DATA LINES =>
• • • • • • •

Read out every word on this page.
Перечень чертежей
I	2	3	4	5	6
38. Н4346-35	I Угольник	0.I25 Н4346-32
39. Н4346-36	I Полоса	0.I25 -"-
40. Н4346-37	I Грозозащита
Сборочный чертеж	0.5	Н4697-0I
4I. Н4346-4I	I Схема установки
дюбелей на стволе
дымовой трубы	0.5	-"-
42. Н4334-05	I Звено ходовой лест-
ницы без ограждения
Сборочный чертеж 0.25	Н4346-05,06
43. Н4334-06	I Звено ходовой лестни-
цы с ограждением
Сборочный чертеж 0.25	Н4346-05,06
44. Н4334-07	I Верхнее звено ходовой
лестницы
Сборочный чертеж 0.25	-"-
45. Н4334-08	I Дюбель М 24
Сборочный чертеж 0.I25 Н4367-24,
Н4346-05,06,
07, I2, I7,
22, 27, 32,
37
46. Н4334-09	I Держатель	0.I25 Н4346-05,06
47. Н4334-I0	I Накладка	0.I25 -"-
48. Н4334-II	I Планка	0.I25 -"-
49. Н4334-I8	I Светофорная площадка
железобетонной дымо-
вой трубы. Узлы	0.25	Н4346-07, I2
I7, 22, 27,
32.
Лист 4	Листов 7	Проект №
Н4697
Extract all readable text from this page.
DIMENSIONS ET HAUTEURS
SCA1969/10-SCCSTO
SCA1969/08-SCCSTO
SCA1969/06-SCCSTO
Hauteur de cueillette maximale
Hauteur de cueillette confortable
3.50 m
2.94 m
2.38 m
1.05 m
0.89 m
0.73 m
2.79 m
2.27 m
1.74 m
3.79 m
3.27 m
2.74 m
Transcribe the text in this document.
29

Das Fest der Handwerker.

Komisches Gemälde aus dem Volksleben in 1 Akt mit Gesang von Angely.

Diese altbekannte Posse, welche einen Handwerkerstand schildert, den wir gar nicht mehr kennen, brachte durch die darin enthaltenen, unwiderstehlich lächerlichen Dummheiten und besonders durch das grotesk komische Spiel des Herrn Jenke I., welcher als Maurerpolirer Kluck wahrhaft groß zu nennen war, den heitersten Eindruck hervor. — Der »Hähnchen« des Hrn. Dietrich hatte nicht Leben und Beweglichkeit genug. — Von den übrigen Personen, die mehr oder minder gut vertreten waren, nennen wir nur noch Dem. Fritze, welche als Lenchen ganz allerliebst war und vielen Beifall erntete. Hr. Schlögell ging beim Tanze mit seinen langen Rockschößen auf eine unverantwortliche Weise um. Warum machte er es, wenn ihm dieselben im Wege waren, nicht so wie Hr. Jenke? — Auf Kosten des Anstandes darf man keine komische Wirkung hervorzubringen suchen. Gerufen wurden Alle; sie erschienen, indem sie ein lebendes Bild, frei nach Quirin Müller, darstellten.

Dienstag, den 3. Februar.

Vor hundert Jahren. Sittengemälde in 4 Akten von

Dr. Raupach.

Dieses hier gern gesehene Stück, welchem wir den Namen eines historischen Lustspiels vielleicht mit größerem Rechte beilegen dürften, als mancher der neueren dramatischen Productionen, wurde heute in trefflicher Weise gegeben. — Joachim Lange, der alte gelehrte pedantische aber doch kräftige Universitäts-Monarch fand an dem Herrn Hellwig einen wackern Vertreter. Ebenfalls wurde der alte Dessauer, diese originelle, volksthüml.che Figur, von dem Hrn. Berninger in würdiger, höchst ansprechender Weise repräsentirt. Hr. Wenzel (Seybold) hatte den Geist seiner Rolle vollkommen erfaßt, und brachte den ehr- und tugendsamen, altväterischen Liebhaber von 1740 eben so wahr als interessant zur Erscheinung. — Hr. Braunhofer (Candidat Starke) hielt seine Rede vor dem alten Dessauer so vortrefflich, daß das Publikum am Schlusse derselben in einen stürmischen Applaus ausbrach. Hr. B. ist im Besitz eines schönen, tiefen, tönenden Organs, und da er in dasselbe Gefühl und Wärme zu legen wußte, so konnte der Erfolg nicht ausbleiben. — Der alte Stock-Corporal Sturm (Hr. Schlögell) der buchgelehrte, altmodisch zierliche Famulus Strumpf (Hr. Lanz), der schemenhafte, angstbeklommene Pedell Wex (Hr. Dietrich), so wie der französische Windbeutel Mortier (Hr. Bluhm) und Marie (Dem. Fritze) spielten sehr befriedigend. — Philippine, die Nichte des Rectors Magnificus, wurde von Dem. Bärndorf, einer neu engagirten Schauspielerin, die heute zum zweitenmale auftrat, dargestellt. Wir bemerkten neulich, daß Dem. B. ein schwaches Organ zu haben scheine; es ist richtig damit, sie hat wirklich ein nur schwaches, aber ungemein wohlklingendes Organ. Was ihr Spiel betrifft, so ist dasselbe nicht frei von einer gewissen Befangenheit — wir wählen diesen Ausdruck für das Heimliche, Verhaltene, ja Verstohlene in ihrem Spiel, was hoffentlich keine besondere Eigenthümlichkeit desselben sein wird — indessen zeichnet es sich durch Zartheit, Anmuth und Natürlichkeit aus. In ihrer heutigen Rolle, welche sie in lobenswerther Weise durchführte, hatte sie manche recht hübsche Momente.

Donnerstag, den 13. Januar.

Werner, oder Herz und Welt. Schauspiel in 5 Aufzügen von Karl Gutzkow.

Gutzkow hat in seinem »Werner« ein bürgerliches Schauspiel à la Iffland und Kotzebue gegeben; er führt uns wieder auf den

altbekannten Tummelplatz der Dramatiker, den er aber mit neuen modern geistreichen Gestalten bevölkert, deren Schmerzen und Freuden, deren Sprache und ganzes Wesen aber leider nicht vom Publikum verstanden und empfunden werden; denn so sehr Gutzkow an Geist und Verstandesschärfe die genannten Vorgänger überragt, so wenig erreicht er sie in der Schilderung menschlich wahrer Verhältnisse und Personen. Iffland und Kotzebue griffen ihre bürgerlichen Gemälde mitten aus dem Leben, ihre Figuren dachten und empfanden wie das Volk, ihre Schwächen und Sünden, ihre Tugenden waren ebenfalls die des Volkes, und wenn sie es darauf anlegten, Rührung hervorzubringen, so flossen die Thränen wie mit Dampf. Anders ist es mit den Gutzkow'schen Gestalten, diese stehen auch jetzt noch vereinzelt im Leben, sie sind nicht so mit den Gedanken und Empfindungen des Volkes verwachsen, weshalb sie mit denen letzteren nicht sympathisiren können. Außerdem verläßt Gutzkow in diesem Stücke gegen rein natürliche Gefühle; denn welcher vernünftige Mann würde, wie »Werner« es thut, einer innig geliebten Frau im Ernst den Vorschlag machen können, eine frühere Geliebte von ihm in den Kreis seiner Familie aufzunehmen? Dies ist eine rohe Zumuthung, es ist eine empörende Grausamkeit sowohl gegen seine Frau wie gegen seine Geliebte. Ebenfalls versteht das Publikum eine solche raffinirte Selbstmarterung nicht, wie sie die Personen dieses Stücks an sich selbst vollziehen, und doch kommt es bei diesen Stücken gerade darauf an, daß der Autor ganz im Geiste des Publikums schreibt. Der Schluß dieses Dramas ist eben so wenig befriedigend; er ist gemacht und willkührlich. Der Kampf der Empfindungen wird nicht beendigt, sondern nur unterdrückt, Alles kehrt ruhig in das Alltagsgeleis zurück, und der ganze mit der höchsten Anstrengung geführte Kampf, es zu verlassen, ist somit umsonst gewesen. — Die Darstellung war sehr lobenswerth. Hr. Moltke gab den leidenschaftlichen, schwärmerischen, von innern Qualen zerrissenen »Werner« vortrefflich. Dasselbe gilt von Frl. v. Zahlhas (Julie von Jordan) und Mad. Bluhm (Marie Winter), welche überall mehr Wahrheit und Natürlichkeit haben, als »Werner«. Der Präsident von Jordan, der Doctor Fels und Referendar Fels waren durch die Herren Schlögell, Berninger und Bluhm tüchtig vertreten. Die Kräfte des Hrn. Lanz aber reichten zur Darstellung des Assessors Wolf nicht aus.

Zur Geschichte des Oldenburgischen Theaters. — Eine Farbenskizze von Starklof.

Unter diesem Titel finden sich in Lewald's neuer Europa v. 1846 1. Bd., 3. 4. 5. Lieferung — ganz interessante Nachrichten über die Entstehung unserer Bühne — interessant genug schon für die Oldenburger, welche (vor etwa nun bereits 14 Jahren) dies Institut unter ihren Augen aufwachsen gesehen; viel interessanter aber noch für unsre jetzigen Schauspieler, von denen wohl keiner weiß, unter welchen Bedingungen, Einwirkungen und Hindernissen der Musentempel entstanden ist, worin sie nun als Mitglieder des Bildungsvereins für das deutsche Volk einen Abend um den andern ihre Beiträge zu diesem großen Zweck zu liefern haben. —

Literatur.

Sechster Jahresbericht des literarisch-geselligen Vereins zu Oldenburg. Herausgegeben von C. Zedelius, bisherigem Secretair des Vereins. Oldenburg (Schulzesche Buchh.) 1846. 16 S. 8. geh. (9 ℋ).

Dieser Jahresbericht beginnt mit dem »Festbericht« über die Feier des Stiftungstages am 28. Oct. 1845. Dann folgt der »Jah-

• • • • • • •

EXERCISE PROMPT =>
Count each line above in which the string "трубы" appears, then state only the total.

EXERCISE RESULT =>
2